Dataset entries
• • • •

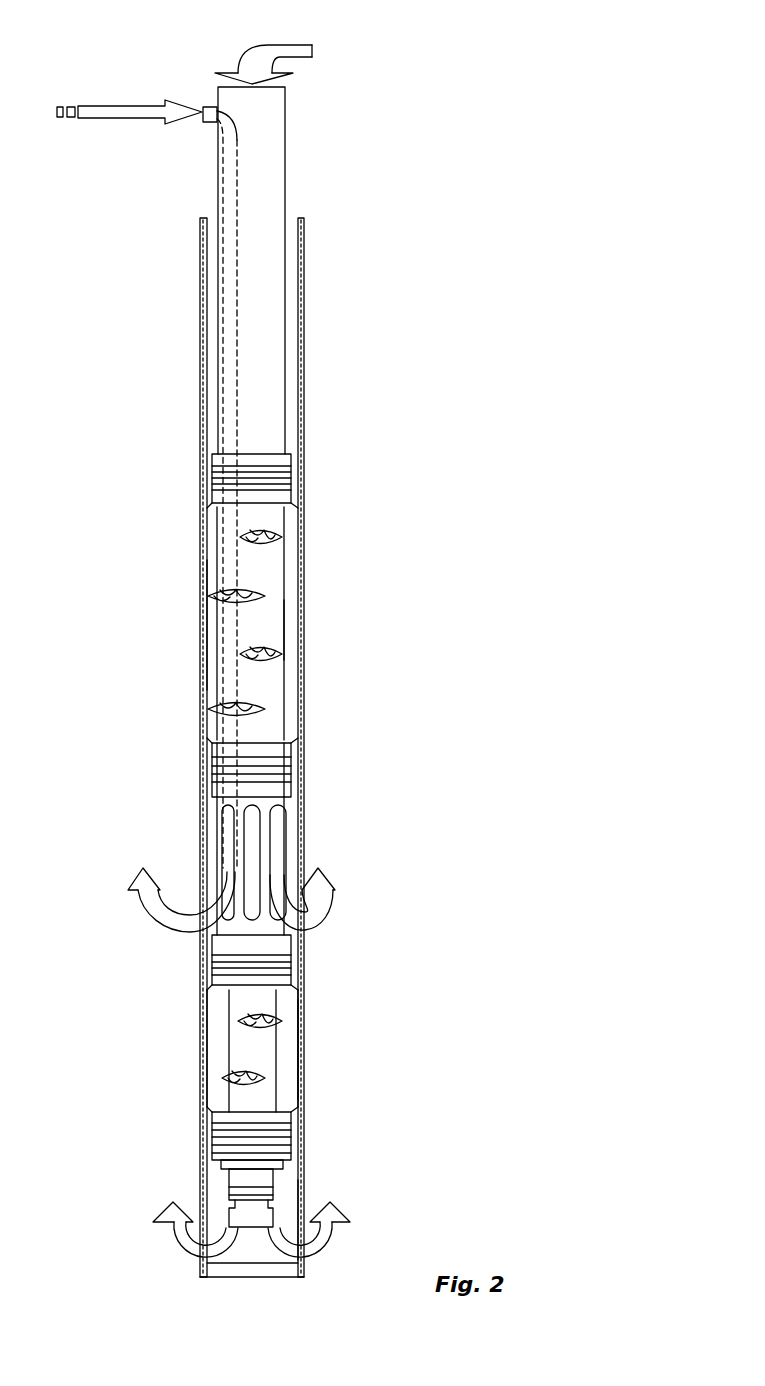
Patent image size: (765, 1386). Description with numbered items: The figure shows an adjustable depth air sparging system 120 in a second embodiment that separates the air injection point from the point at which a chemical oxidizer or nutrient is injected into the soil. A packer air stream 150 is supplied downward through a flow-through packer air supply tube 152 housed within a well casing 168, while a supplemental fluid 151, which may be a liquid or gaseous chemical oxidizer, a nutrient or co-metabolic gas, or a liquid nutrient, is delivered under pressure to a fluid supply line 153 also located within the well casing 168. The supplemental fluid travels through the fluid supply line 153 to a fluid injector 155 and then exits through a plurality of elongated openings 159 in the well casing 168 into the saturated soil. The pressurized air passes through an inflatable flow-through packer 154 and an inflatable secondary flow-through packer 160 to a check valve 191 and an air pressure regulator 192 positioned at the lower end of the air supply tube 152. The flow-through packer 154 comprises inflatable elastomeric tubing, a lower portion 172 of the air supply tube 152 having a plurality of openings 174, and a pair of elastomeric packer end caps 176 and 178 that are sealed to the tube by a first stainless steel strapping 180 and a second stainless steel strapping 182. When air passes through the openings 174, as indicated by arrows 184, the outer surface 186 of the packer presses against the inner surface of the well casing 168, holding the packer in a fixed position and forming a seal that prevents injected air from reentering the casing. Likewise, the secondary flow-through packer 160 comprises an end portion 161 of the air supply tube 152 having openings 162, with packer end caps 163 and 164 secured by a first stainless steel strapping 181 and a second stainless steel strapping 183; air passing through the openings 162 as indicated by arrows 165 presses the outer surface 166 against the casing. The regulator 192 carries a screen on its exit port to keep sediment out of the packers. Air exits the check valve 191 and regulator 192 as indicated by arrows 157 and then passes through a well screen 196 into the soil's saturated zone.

The adjustable depth air sparging system 120 is at (345, 188).
The packer air stream 150 is at (308, 44).
The supplemental fluid 151 is at (112, 102).
The flow-through packer air supply tube 152 is at (270, 142).
The fluid supply line 153 is at (230, 177).
The inflatable flow-through packer 154 is at (200, 624).
The fluid injector 155 is at (233, 872).
The arrows indicating air flow 157 is at (317, 882).
The elongated openings 159 is at (280, 838).
The inflatable secondary flow-through packer 160 is at (308, 1074).
The end portion of air supply tube 161 is at (228, 1038).
The openings 162 is at (260, 1012).
The packer end cap 163 is at (302, 937).
The packer end cap 164 is at (303, 1153).
The arrows indicating air flow 165 is at (282, 1018).
The outer surface of secondary packer 166 is at (287, 1103).
The well casing 168 is at (317, 286).
The lower portion of air supply tube 172 is at (288, 597).
The openings 174 is at (258, 587).
The packer end cap 176 is at (203, 456).
The packer end cap 178 is at (300, 743).
The first stainless steel strapping 180 is at (288, 490).
The first stainless steel strapping 181 is at (215, 950).
The second stainless steel strapping 182 is at (212, 777).
The second stainless steel strapping 183 is at (207, 1123).
The arrows indicating air flow 184 is at (278, 653).
The outer surface of packer 186 is at (284, 631).
The check valve 191 is at (277, 1178).
The air pressure regulator 192 is at (230, 1212).
The well screen 196 is at (303, 1200).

• • • •

■ **Problem**:
Reproduce all of the entries above word for word, leaving out the pictures.

■ **Output**:
Patent image size: (765, 1386). Description with numbered items: The figure shows an adjustable depth air sparging system 120 in a second embodiment that separates the air injection point from the point at which a chemical oxidizer or nutrient is injected into the soil. A packer air stream 150 is supplied downward through a flow-through packer air supply tube 152 housed within a well casing 168, while a supplemental fluid 151, which may be a liquid or gaseous chemical oxidizer, a nutrient or co-metabolic gas, or a liquid nutrient, is delivered under pressure to a fluid supply line 153 also located within the well casing 168. The supplemental fluid travels through the fluid supply line 153 to a fluid injector 155 and then exits through a plurality of elongated openings 159 in the well casing 168 into the saturated soil. The pressurized air passes through an inflatable flow-through packer 154 and an inflatable secondary flow-through packer 160 to a check valve 191 and an air pressure regulator 192 positioned at the lower end of the air supply tube 152. The flow-through packer 154 comprises inflatable elastomeric tubing, a lower portion 172 of the air supply tube 152 having a plurality of openings 174, and a pair of elastomeric packer end caps 176 and 178 that are sealed to the tube by a first stainless steel strapping 180 and a second stainless steel strapping 182. When air passes through the openings 174, as indicated by arrows 184, the outer surface 186 of the packer presses against the inner surface of the well casing 168, holding the packer in a fixed position and forming a seal that prevents injected air from reentering the casing. Likewise, the secondary flow-through packer 160 comprises an end portion 161 of the air supply tube 152 having openings 162, with packer end caps 163 and 164 secured by a first stainless steel strapping 181 and a second stainless steel strapping 183; air passing through the openings 162 as indicated by arrows 165 presses the outer surface 166 against the casing. The regulator 192 carries a screen on its exit port to keep sediment out of the packers. Air exits the check valve 191 and regulator 192 as indicated by arrows 157 and then passes through a well screen 196 into the soil's saturated zone.

The adjustable depth air sparging system 120 is at (345, 188).
The packer air stream 150 is at (308, 44).
The supplemental fluid 151 is at (112, 102).
The flow-through packer air supply tube 152 is at (270, 142).
The fluid supply line 153 is at (230, 177).
The inflatable flow-through packer 154 is at (200, 624).
The fluid injector 155 is at (233, 872).
The arrows indicating air flow 157 is at (317, 882).
The elongated openings 159 is at (280, 838).
The inflatable secondary flow-through packer 160 is at (308, 1074).
The end portion of air supply tube 161 is at (228, 1038).
The openings 162 is at (260, 1012).
The packer end cap 163 is at (302, 937).
The packer end cap 164 is at (303, 1153).
The arrows indicating air flow 165 is at (282, 1018).
The outer surface of secondary packer 166 is at (287, 1103).
The well casing 168 is at (317, 286).
The lower portion of air supply tube 172 is at (288, 597).
The openings 174 is at (258, 587).
The packer end cap 176 is at (203, 456).
The packer end cap 178 is at (300, 743).
The first stainless steel strapping 180 is at (288, 490).
The first stainless steel strapping 181 is at (215, 950).
The second stainless steel strapping 182 is at (212, 777).
The second stainless steel strapping 183 is at (207, 1123).
The arrows indicating air flow 184 is at (278, 653).
The outer surface of packer 186 is at (284, 631).
The check valve 191 is at (277, 1178).
The air pressure regulator 192 is at (230, 1212).
The well screen 196 is at (303, 1200).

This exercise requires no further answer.